**** Source data

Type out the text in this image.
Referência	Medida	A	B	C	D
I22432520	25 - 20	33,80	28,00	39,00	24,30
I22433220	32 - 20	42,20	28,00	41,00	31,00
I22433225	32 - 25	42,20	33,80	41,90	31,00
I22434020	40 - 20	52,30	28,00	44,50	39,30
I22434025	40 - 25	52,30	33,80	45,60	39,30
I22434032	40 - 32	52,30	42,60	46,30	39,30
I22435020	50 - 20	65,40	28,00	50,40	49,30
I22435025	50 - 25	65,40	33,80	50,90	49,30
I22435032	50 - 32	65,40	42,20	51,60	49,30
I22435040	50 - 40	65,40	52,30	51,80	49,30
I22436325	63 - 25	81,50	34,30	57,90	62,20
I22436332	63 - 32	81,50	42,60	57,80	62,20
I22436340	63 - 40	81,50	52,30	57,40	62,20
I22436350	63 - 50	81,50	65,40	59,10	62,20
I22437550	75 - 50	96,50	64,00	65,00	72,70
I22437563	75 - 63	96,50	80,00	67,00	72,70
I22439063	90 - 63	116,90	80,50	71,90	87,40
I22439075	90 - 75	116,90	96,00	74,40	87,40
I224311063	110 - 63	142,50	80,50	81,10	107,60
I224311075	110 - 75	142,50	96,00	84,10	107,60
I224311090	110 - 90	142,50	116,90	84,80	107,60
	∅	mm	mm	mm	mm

********

▶ **Work instructions**: The records above should be duplicated in full, exactly as given.

▶ **Solution to the problem**:
Type out the text in this image.
Referência	Medida	A	B	C	D
I22432520	25 - 20	33,80	28,00	39,00	24,30
I22433220	32 - 20	42,20	28,00	41,00	31,00
I22433225	32 - 25	42,20	33,80	41,90	31,00
I22434020	40 - 20	52,30	28,00	44,50	39,30
I22434025	40 - 25	52,30	33,80	45,60	39,30
I22434032	40 - 32	52,30	42,60	46,30	39,30
I22435020	50 - 20	65,40	28,00	50,40	49,30
I22435025	50 - 25	65,40	33,80	50,90	49,30
I22435032	50 - 32	65,40	42,20	51,60	49,30
I22435040	50 - 40	65,40	52,30	51,80	49,30
I22436325	63 - 25	81,50	34,30	57,90	62,20
I22436332	63 - 32	81,50	42,60	57,80	62,20
I22436340	63 - 40	81,50	52,30	57,40	62,20
I22436350	63 - 50	81,50	65,40	59,10	62,20
I22437550	75 - 50	96,50	64,00	65,00	72,70
I22437563	75 - 63	96,50	80,00	67,00	72,70
I22439063	90 - 63	116,90	80,50	71,90	87,40
I22439075	90 - 75	116,90	96,00	74,40	87,40
I224311063	110 - 63	142,50	80,50	81,10	107,60
I224311075	110 - 75	142,50	96,00	84,10	107,60
I224311090	110 - 90	142,50	116,90	84,80	107,60
	∅	mm	mm	mm	mm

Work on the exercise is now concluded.